▶ Exercise task:
Output every entry exactly, from the first line to the last.
-------------------------
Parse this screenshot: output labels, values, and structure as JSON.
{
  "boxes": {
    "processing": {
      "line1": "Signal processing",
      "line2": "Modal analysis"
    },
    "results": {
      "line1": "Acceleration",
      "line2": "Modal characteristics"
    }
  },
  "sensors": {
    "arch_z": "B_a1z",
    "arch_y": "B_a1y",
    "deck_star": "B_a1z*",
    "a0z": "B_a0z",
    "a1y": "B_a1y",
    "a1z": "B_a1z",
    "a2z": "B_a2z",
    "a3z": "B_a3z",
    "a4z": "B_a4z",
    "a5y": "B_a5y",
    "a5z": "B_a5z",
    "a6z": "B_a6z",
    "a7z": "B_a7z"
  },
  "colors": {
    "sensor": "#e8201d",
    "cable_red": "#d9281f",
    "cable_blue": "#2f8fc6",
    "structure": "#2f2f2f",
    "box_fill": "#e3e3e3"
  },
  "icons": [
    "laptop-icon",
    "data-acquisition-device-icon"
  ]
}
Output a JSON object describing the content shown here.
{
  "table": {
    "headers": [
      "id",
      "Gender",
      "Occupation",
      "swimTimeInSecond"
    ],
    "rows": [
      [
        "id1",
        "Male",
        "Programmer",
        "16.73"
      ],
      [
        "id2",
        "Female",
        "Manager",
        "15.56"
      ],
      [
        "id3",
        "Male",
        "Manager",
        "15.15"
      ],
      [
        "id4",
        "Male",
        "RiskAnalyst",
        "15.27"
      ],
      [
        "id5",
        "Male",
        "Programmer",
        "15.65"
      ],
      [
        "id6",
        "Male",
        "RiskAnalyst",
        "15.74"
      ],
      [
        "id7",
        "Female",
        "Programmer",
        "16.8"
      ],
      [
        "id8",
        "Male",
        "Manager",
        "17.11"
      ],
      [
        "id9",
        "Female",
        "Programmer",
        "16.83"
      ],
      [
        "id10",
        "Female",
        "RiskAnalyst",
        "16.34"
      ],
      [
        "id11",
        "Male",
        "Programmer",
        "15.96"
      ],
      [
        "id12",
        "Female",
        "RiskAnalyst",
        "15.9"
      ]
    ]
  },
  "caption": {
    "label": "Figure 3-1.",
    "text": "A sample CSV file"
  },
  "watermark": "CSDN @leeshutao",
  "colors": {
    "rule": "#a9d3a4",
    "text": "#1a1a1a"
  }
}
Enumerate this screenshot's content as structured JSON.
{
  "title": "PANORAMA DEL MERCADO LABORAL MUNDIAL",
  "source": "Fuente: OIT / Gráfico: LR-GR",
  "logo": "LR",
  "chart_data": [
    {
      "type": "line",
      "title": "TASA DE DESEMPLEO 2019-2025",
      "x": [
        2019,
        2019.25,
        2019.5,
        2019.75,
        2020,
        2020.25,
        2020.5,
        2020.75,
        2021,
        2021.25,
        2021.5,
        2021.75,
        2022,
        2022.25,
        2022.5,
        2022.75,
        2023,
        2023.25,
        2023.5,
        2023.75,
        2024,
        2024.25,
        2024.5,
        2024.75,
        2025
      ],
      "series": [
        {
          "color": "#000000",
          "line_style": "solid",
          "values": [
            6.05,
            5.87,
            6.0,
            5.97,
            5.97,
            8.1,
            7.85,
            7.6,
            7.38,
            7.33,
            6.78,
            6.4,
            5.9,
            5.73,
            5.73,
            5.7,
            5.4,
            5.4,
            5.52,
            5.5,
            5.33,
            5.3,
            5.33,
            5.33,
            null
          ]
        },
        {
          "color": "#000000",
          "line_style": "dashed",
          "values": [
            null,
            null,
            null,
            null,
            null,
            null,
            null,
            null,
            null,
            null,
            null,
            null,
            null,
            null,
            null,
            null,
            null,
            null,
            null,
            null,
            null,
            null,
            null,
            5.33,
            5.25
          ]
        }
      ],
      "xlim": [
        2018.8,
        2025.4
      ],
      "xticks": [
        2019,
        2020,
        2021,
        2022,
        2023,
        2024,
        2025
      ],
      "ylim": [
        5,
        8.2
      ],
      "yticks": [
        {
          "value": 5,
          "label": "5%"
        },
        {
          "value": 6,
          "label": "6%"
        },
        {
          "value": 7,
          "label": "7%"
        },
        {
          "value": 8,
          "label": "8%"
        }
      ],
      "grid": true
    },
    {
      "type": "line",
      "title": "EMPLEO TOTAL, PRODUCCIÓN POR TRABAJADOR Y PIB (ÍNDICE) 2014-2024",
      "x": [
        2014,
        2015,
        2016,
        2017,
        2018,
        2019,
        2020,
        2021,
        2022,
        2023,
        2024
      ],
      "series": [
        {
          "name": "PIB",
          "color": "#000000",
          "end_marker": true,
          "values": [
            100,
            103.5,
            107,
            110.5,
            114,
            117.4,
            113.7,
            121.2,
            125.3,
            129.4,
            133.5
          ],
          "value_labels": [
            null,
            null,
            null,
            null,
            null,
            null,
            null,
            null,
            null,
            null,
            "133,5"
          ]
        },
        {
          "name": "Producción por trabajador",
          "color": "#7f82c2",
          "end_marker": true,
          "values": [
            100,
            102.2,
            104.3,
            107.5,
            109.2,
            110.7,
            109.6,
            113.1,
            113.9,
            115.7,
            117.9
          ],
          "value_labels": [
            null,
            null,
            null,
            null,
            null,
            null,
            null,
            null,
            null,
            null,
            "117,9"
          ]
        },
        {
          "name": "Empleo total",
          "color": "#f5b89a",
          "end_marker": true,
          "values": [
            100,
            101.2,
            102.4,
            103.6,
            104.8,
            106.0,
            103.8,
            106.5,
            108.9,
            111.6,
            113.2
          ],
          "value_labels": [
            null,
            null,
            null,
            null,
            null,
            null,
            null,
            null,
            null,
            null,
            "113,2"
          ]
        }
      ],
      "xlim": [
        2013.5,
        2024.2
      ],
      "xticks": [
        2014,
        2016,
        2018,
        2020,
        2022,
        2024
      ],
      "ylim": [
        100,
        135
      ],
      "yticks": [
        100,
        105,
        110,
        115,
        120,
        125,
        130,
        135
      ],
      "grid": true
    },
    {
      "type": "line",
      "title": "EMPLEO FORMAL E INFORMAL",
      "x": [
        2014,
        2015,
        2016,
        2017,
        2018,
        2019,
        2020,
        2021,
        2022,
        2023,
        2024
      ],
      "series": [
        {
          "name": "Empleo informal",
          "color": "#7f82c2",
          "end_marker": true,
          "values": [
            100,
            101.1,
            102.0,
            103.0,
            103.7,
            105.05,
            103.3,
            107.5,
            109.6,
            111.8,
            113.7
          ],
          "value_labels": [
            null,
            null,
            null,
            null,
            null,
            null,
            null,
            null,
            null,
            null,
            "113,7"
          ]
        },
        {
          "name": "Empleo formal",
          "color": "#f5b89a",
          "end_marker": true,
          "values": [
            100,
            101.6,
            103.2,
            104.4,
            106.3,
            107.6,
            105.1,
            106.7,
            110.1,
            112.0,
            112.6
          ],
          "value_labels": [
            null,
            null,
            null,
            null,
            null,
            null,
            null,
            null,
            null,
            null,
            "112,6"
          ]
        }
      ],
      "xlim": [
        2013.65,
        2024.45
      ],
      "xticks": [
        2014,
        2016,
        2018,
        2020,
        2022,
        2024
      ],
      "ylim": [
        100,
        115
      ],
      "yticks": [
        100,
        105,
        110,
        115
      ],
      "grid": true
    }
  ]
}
-------------------------
▶ Output of the exercise:
Parse this screenshot: output labels, values, and structure as JSON.
{
  "boxes": {
    "processing": {
      "line1": "Signal processing",
      "line2": "Modal analysis"
    },
    "results": {
      "line1": "Acceleration",
      "line2": "Modal characteristics"
    }
  },
  "sensors": {
    "arch_z": "B_a1z",
    "arch_y": "B_a1y",
    "deck_star": "B_a1z*",
    "a0z": "B_a0z",
    "a1y": "B_a1y",
    "a1z": "B_a1z",
    "a2z": "B_a2z",
    "a3z": "B_a3z",
    "a4z": "B_a4z",
    "a5y": "B_a5y",
    "a5z": "B_a5z",
    "a6z": "B_a6z",
    "a7z": "B_a7z"
  },
  "colors": {
    "sensor": "#e8201d",
    "cable_red": "#d9281f",
    "cable_blue": "#2f8fc6",
    "structure": "#2f2f2f",
    "box_fill": "#e3e3e3"
  },
  "icons": [
    "laptop-icon",
    "data-acquisition-device-icon"
  ]
}
Output a JSON object describing the content shown here.
{
  "table": {
    "headers": [
      "id",
      "Gender",
      "Occupation",
      "swimTimeInSecond"
    ],
    "rows": [
      [
        "id1",
        "Male",
        "Programmer",
        "16.73"
      ],
      [
        "id2",
        "Female",
        "Manager",
        "15.56"
      ],
      [
        "id3",
        "Male",
        "Manager",
        "15.15"
      ],
      [
        "id4",
        "Male",
        "RiskAnalyst",
        "15.27"
      ],
      [
        "id5",
        "Male",
        "Programmer",
        "15.65"
      ],
      [
        "id6",
        "Male",
        "RiskAnalyst",
        "15.74"
      ],
      [
        "id7",
        "Female",
        "Programmer",
        "16.8"
      ],
      [
        "id8",
        "Male",
        "Manager",
        "17.11"
      ],
      [
        "id9",
        "Female",
        "Programmer",
        "16.83"
      ],
      [
        "id10",
        "Female",
        "RiskAnalyst",
        "16.34"
      ],
      [
        "id11",
        "Male",
        "Programmer",
        "15.96"
      ],
      [
        "id12",
        "Female",
        "RiskAnalyst",
        "15.9"
      ]
    ]
  },
  "caption": {
    "label": "Figure 3-1.",
    "text": "A sample CSV file"
  },
  "watermark": "CSDN @leeshutao",
  "colors": {
    "rule": "#a9d3a4",
    "text": "#1a1a1a"
  }
}
Enumerate this screenshot's content as structured JSON.
{
  "title": "PANORAMA DEL MERCADO LABORAL MUNDIAL",
  "source": "Fuente: OIT / Gráfico: LR-GR",
  "logo": "LR",
  "chart_data": [
    {
      "type": "line",
      "title": "TASA DE DESEMPLEO 2019-2025",
      "x": [
        2019,
        2019.25,
        2019.5,
        2019.75,
        2020,
        2020.25,
        2020.5,
        2020.75,
        2021,
        2021.25,
        2021.5,
        2021.75,
        2022,
        2022.25,
        2022.5,
        2022.75,
        2023,
        2023.25,
        2023.5,
        2023.75,
        2024,
        2024.25,
        2024.5,
        2024.75,
        2025
      ],
      "series": [
        {
          "color": "#000000",
          "line_style": "solid",
          "values": [
            6.05,
            5.87,
            6.0,
            5.97,
            5.97,
            8.1,
            7.85,
            7.6,
            7.38,
            7.33,
            6.78,
            6.4,
            5.9,
            5.73,
            5.73,
            5.7,
            5.4,
            5.4,
            5.52,
            5.5,
            5.33,
            5.3,
            5.33,
            5.33,
            null
          ]
        },
        {
          "color": "#000000",
          "line_style": "dashed",
          "values": [
            null,
            null,
            null,
            null,
            null,
            null,
            null,
            null,
            null,
            null,
            null,
            null,
            null,
            null,
            null,
            null,
            null,
            null,
            null,
            null,
            null,
            null,
            null,
            5.33,
            5.25
          ]
        }
      ],
      "xlim": [
        2018.8,
        2025.4
      ],
      "xticks": [
        2019,
        2020,
        2021,
        2022,
        2023,
        2024,
        2025
      ],
      "ylim": [
        5,
        8.2
      ],
      "yticks": [
        {
          "value": 5,
          "label": "5%"
        },
        {
          "value": 6,
          "label": "6%"
        },
        {
          "value": 7,
          "label": "7%"
        },
        {
          "value": 8,
          "label": "8%"
        }
      ],
      "grid": true
    },
    {
      "type": "line",
      "title": "EMPLEO TOTAL, PRODUCCIÓN POR TRABAJADOR Y PIB (ÍNDICE) 2014-2024",
      "x": [
        2014,
        2015,
        2016,
        2017,
        2018,
        2019,
        2020,
        2021,
        2022,
        2023,
        2024
      ],
      "series": [
        {
          "name": "PIB",
          "color": "#000000",
          "end_marker": true,
          "values": [
            100,
            103.5,
            107,
            110.5,
            114,
            117.4,
            113.7,
            121.2,
            125.3,
            129.4,
            133.5
          ],
          "value_labels": [
            null,
            null,
            null,
            null,
            null,
            null,
            null,
            null,
            null,
            null,
            "133,5"
          ]
        },
        {
          "name": "Producción por trabajador",
          "color": "#7f82c2",
          "end_marker": true,
          "values": [
            100,
            102.2,
            104.3,
            107.5,
            109.2,
            110.7,
            109.6,
            113.1,
            113.9,
            115.7,
            117.9
          ],
          "value_labels": [
            null,
            null,
            null,
            null,
            null,
            null,
            null,
            null,
            null,
            null,
            "117,9"
          ]
        },
        {
          "name": "Empleo total",
          "color": "#f5b89a",
          "end_marker": true,
          "values": [
            100,
            101.2,
            102.4,
            103.6,
            104.8,
            106.0,
            103.8,
            106.5,
            108.9,
            111.6,
            113.2
          ],
          "value_labels": [
            null,
            null,
            null,
            null,
            null,
            null,
            null,
            null,
            null,
            null,
            "113,2"
          ]
        }
      ],
      "xlim": [
        2013.5,
        2024.2
      ],
      "xticks": [
        2014,
        2016,
        2018,
        2020,
        2022,
        2024
      ],
      "ylim": [
        100,
        135
      ],
      "yticks": [
        100,
        105,
        110,
        115,
        120,
        125,
        130,
        135
      ],
      "grid": true
    },
    {
      "type": "line",
      "title": "EMPLEO FORMAL E INFORMAL",
      "x": [
        2014,
        2015,
        2016,
        2017,
        2018,
        2019,
        2020,
        2021,
        2022,
        2023,
        2024
      ],
      "series": [
        {
          "name": "Empleo informal",
          "color": "#7f82c2",
          "end_marker": true,
          "values": [
            100,
            101.1,
            102.0,
            103.0,
            103.7,
            105.05,
            103.3,
            107.5,
            109.6,
            111.8,
            113.7
          ],
          "value_labels": [
            null,
            null,
            null,
            null,
            null,
            null,
            null,
            null,
            null,
            null,
            "113,7"
          ]
        },
        {
          "name": "Empleo formal",
          "color": "#f5b89a",
          "end_marker": true,
          "values": [
            100,
            101.6,
            103.2,
            104.4,
            106.3,
            107.6,
            105.1,
            106.7,
            110.1,
            112.0,
            112.6
          ],
          "value_labels": [
            null,
            null,
            null,
            null,
            null,
            null,
            null,
            null,
            null,
            null,
            "112,6"
          ]
        }
      ],
      "xlim": [
        2013.65,
        2024.45
      ],
      "xticks": [
        2014,
        2016,
        2018,
        2020,
        2022,
        2024
      ],
      "ylim": [
        100,
        115
      ],
      "yticks": [
        100,
        105,
        110,
        115
      ],
      "grid": true
    }
  ]
}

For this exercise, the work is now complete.